Written task → List, from the lines below, each one with "description" in it.

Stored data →
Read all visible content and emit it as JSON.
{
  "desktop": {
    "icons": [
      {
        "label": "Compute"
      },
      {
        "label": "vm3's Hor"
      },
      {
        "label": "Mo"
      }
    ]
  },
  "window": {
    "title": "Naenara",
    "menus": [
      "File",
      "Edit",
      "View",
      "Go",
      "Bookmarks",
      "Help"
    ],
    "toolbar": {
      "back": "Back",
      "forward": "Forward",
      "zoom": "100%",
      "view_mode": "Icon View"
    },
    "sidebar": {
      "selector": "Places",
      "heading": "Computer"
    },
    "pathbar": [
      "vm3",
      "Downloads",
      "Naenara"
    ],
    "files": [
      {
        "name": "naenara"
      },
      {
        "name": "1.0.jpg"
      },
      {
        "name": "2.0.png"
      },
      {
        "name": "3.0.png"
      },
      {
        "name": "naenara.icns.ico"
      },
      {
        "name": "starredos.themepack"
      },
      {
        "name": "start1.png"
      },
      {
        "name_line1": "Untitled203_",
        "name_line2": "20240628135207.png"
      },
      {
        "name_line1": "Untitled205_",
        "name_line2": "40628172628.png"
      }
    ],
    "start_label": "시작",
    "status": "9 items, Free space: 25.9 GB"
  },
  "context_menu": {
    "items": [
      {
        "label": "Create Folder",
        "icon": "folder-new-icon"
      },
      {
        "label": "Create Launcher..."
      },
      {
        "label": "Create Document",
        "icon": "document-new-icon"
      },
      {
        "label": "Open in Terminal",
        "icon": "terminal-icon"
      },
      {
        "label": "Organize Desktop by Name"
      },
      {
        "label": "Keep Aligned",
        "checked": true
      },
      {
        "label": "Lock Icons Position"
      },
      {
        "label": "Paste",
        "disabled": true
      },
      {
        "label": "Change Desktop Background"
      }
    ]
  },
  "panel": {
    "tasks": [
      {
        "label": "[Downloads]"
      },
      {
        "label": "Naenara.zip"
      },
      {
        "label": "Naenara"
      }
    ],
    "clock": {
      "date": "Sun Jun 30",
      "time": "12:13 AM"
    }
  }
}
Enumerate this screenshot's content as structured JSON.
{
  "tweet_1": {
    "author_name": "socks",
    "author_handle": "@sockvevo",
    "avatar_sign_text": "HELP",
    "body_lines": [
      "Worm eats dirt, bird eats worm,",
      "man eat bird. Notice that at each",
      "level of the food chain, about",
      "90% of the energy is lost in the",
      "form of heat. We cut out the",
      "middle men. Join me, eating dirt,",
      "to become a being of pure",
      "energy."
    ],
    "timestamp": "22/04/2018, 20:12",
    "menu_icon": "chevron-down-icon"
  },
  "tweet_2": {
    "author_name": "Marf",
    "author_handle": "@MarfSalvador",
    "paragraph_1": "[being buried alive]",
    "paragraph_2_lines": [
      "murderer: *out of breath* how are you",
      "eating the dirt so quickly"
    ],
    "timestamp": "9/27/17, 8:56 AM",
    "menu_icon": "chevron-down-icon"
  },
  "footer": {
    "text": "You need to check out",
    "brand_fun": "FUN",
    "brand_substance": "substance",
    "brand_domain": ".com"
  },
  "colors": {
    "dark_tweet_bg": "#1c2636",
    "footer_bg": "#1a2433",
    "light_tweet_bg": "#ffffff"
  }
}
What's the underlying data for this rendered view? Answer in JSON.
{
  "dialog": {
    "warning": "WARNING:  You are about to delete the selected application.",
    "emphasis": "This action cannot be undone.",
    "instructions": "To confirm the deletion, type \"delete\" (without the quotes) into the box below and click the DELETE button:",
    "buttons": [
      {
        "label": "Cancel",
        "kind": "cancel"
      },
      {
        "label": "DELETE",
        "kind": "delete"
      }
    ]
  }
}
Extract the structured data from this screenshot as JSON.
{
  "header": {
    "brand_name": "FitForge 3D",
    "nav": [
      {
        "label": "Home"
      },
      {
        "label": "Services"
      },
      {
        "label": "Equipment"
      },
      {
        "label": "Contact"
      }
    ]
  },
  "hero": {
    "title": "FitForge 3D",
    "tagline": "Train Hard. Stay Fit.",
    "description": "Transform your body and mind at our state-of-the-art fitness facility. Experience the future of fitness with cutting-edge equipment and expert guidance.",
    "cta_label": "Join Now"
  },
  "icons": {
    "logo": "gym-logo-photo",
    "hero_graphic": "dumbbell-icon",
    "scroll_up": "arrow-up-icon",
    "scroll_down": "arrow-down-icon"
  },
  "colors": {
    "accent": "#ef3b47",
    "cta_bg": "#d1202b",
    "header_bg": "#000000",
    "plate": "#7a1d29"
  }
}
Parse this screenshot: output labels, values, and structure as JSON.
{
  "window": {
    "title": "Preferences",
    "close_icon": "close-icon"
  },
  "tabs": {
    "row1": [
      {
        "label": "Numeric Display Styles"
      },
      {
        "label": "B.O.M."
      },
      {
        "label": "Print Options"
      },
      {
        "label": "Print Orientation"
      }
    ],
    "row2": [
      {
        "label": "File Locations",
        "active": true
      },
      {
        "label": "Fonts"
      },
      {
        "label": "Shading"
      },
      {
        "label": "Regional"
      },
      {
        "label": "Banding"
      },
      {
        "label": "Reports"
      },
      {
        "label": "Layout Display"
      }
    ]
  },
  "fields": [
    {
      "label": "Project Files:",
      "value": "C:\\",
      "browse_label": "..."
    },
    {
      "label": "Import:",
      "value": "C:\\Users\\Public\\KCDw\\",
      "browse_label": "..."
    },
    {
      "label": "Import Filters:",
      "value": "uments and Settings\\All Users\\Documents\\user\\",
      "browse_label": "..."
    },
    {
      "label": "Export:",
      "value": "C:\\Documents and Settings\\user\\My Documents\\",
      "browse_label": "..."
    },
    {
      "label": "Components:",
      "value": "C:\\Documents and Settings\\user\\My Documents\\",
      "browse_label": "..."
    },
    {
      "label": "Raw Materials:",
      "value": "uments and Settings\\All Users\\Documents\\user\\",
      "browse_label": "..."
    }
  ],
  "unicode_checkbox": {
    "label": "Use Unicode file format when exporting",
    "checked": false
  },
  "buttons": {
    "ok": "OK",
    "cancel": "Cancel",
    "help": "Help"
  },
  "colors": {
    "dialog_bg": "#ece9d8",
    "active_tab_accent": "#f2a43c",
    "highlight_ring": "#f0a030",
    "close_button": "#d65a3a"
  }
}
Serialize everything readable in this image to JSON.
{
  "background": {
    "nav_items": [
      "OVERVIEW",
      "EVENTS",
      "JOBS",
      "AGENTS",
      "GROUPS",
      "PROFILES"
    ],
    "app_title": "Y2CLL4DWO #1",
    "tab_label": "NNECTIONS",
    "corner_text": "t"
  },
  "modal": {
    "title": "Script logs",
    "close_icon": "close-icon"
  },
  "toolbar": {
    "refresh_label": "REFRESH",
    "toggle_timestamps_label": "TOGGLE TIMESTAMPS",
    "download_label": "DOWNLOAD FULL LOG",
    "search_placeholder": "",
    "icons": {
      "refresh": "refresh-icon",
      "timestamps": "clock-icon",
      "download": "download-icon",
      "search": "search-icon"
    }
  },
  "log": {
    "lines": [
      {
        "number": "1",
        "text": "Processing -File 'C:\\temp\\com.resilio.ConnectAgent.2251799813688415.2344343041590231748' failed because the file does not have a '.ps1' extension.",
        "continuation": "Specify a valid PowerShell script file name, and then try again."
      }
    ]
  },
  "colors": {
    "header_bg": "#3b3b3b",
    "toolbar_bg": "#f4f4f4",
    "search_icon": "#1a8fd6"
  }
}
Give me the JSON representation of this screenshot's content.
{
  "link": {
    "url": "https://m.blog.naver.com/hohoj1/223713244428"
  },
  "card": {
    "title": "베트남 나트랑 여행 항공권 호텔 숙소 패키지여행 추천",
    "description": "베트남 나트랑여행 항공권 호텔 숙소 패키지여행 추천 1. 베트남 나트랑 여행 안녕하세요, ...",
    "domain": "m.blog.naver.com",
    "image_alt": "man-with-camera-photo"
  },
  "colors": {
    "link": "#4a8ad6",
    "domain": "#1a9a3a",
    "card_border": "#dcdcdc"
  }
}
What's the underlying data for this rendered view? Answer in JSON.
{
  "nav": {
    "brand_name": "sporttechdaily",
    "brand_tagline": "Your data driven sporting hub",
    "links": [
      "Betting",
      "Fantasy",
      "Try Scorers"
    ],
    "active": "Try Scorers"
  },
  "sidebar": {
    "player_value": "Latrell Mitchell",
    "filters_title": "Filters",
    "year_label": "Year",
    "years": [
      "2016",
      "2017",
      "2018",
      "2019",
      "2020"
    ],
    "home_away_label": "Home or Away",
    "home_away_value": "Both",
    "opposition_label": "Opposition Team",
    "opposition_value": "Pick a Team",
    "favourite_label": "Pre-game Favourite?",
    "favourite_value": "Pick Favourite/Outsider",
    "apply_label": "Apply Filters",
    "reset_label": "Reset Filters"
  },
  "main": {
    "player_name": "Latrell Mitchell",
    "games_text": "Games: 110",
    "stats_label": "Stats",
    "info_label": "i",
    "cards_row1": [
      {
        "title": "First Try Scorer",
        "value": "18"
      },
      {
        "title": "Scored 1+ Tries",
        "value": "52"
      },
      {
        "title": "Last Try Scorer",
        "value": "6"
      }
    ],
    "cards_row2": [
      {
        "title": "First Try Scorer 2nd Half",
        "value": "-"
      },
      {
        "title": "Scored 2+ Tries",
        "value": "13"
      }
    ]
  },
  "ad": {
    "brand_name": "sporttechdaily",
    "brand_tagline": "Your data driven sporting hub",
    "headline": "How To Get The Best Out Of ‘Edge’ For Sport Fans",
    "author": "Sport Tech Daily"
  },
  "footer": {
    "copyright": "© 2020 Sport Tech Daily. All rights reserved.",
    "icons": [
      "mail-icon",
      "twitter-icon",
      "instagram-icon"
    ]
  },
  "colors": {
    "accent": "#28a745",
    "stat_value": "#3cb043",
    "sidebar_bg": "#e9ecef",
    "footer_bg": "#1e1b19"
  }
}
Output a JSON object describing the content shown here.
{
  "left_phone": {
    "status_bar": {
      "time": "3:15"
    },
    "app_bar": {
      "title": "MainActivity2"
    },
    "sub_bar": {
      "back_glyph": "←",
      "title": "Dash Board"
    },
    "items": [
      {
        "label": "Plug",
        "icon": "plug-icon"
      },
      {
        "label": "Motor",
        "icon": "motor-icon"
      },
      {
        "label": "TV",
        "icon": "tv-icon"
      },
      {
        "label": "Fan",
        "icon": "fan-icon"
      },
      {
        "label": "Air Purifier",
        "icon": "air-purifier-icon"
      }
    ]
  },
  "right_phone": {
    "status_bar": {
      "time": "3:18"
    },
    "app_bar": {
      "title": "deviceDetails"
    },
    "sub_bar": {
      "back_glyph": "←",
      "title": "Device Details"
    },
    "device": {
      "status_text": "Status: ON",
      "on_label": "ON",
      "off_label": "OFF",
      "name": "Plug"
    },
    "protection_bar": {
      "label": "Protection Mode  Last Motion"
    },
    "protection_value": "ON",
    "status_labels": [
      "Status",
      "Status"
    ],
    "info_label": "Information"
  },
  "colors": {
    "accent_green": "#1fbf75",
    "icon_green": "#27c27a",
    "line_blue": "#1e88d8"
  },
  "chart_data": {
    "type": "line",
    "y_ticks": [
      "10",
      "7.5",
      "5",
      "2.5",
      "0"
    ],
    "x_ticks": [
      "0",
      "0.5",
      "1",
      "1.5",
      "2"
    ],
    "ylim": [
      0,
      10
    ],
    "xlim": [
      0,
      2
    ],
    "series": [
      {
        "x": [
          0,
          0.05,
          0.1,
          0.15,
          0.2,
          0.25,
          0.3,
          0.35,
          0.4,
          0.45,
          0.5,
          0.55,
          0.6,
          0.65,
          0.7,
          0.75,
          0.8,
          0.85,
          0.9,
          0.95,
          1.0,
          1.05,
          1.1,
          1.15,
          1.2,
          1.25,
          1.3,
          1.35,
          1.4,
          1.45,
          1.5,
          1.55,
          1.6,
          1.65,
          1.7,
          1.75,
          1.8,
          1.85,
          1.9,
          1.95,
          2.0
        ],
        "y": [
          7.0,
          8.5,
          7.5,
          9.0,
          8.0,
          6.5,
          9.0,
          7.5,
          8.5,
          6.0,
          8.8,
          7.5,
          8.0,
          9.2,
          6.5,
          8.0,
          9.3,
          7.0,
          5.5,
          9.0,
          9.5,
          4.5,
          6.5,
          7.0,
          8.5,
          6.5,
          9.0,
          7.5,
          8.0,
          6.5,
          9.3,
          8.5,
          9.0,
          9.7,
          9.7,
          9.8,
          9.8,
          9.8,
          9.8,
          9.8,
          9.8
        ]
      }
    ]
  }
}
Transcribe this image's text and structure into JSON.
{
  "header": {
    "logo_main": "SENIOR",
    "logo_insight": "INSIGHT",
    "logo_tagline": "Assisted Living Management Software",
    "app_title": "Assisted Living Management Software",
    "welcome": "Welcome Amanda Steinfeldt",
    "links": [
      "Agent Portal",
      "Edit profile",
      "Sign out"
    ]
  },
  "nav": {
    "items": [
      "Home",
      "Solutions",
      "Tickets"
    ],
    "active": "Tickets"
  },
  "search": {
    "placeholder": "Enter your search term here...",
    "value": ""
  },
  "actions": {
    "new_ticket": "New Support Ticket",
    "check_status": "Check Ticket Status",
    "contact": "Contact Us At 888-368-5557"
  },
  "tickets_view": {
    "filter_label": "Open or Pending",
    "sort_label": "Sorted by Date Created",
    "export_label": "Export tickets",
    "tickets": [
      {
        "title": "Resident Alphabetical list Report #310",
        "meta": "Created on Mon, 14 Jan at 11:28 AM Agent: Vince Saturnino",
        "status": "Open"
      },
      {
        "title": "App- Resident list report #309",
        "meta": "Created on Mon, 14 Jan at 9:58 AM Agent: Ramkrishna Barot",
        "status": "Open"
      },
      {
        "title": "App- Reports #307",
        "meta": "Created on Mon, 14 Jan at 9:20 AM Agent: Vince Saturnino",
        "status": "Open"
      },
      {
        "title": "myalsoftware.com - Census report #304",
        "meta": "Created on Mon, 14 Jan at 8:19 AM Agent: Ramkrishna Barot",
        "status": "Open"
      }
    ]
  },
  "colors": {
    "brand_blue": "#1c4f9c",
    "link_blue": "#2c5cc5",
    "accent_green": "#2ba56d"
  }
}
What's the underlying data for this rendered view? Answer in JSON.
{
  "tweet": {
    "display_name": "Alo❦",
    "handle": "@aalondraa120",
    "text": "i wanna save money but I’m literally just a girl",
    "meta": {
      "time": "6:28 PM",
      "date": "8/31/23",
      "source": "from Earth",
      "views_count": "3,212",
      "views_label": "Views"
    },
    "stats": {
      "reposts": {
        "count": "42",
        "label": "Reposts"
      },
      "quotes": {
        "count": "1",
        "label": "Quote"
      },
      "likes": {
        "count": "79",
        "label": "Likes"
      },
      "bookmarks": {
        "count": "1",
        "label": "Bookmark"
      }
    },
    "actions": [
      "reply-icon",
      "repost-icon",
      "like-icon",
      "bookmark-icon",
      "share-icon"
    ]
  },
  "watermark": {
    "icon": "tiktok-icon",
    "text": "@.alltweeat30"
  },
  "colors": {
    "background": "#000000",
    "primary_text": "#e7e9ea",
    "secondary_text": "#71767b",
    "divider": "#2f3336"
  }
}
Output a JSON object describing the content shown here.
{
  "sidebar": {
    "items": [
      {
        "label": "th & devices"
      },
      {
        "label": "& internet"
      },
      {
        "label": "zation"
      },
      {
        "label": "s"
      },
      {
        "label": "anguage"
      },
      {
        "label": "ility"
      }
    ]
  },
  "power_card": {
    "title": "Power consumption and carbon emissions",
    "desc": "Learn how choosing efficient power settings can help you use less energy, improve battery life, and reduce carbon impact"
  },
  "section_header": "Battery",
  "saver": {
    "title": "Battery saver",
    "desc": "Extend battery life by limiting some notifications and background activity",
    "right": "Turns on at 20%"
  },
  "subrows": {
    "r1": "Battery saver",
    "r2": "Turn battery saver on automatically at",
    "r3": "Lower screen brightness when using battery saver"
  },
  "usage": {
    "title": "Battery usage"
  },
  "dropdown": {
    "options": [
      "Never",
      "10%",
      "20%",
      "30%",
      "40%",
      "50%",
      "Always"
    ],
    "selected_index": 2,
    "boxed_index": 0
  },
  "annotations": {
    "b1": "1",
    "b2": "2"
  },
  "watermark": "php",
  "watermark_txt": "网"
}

Solution for this exercise →
    "description": "Transform your body and mind at our state-of-the-art fitness facility. Experience the future of fitness with cutting-edge equipment and expert guidance.",
    "description": "베트남 나트랑여행 항공권 호텔 숙소 패키지여행 추천 1. 베트남 나트랑 여행 안녕하세요, ...",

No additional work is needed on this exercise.